Saved entries:

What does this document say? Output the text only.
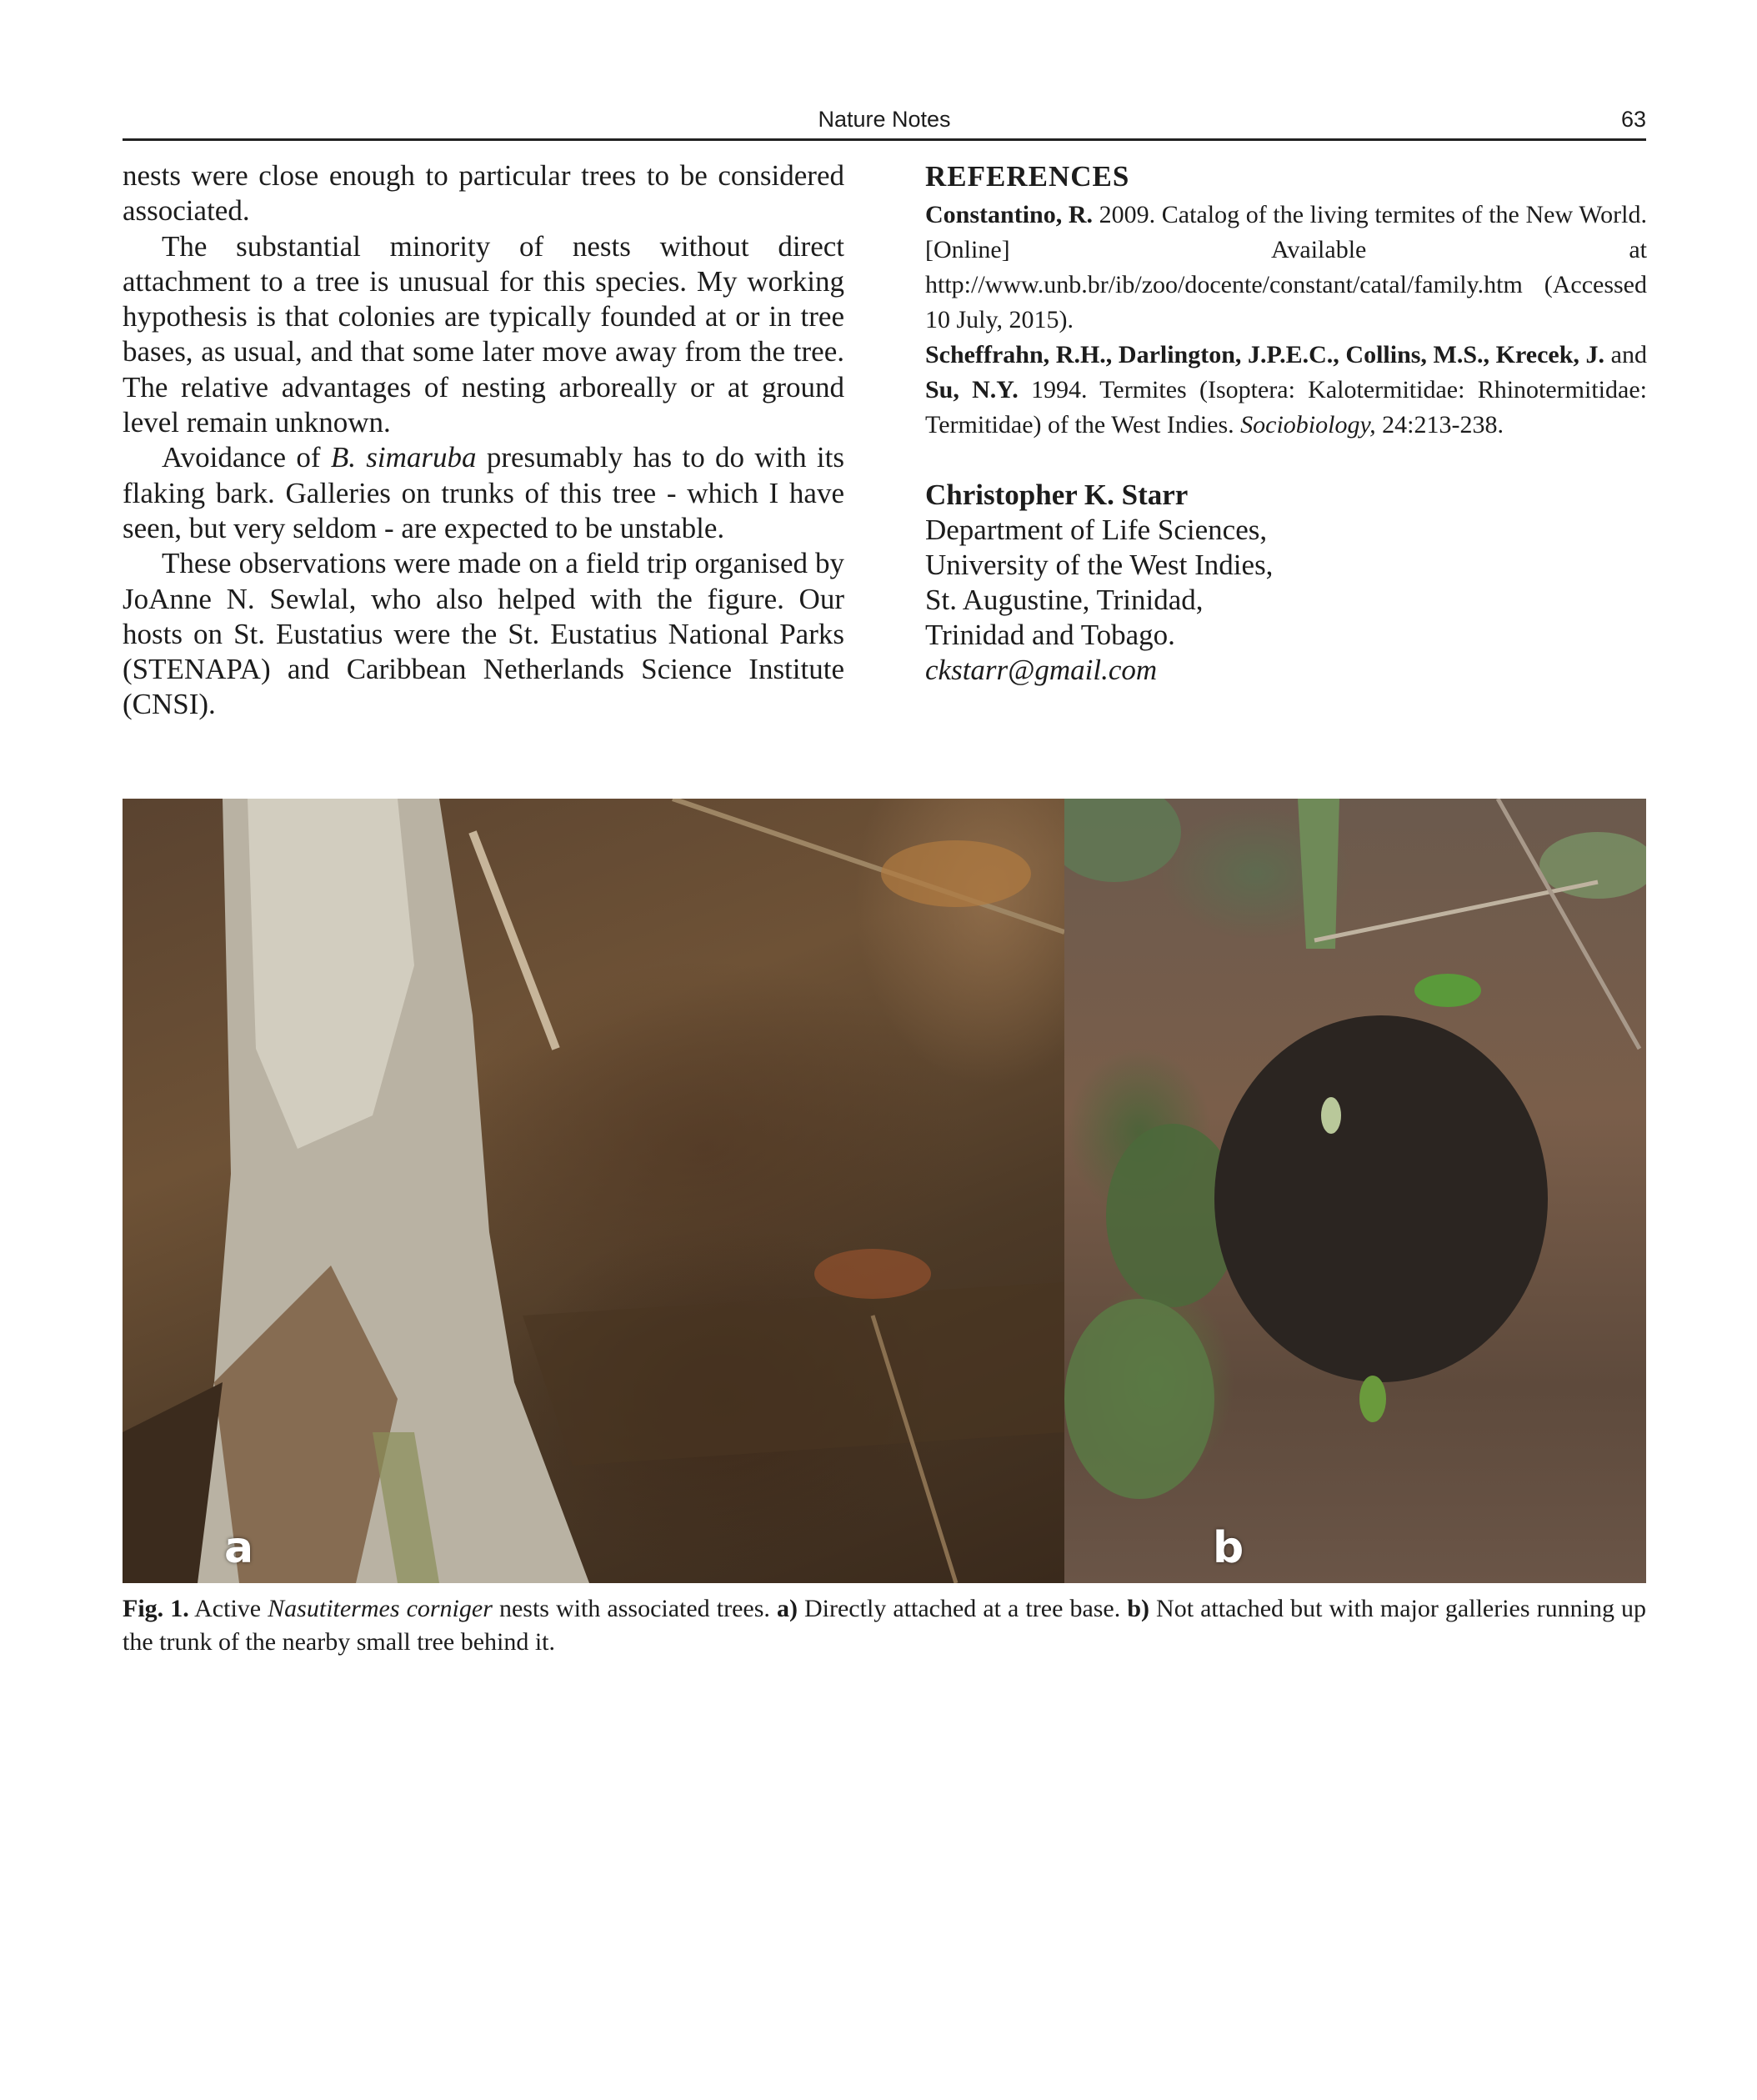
Nature Notes	63

nests were close enough to particular trees to be considered associated.

The substantial minority of nests without direct attachment to a tree is unusual for this species. My working hypothesis is that colonies are typically founded at or in tree bases, as usual, and that some later move away from the tree. The relative advantages of nesting arboreally or at ground level remain unknown.

Avoidance of B. simaruba presumably has to do with its flaking bark. Galleries on trunks of this tree - which I have seen, but very seldom - are expected to be unstable.

These observations were made on a field trip organised by JoAnne N. Sewlal, who also helped with the figure. Our hosts on St. Eustatius were the St. Eustatius National Parks (STENAPA) and Caribbean Netherlands Science Institute (CNSI).

REFERENCES

Constantino, R. 2009. Catalog of the living termites of the New World. [Online] Available at http://www.unb.br/ib/zoo/docente/constant/catal/family.htm (Accessed 10 July, 2015).

Scheffrahn, R.H., Darlington, J.P.E.C., Collins, M.S., Krecek, J. and Su, N.Y. 1994. Termites (Isoptera: Kalotermitidae: Rhinotermitidae: Termitidae) of the West Indies. Sociobiology, 24:213-238.

Christopher K. Starr
Department of Life Sciences,
University of the West Indies,
St. Augustine, Trinidad,
Trinidad and Tobago.
ckstarr@gmail.com
a	b
Fig. 1. Active Nasutitermes corniger nests with associated trees. a) Directly attached at a tree base. b) Not attached but with major galleries running up the trunk of the nearby small tree behind it.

■ **TASK TO CARRY OUT**: Word for word, quote the lines above. Omit the pictures.

■ **SOLUTION FOR THIS EXERCISE**:
What does this document say? Output the text only.
Nature Notes	63

nests were close enough to particular trees to be considered associated.

The substantial minority of nests without direct attachment to a tree is unusual for this species. My working hypothesis is that colonies are typically founded at or in tree bases, as usual, and that some later move away from the tree. The relative advantages of nesting arboreally or at ground level remain unknown.

Avoidance of B. simaruba presumably has to do with its flaking bark. Galleries on trunks of this tree - which I have seen, but very seldom - are expected to be unstable.

These observations were made on a field trip organised by JoAnne N. Sewlal, who also helped with the figure. Our hosts on St. Eustatius were the St. Eustatius National Parks (STENAPA) and Caribbean Netherlands Science Institute (CNSI).

REFERENCES

Constantino, R. 2009. Catalog of the living termites of the New World. [Online] Available at http://www.unb.br/ib/zoo/docente/constant/catal/family.htm (Accessed 10 July, 2015).

Scheffrahn, R.H., Darlington, J.P.E.C., Collins, M.S., Krecek, J. and Su, N.Y. 1994. Termites (Isoptera: Kalotermitidae: Rhinotermitidae: Termitidae) of the West Indies. Sociobiology, 24:213-238.

Christopher K. Starr
Department of Life Sciences,
University of the West Indies,
St. Augustine, Trinidad,
Trinidad and Tobago.
ckstarr@gmail.com
a	b
Fig. 1. Active Nasutitermes corniger nests with associated trees. a) Directly attached at a tree base. b) Not attached but with major galleries running up the trunk of the nearby small tree behind it.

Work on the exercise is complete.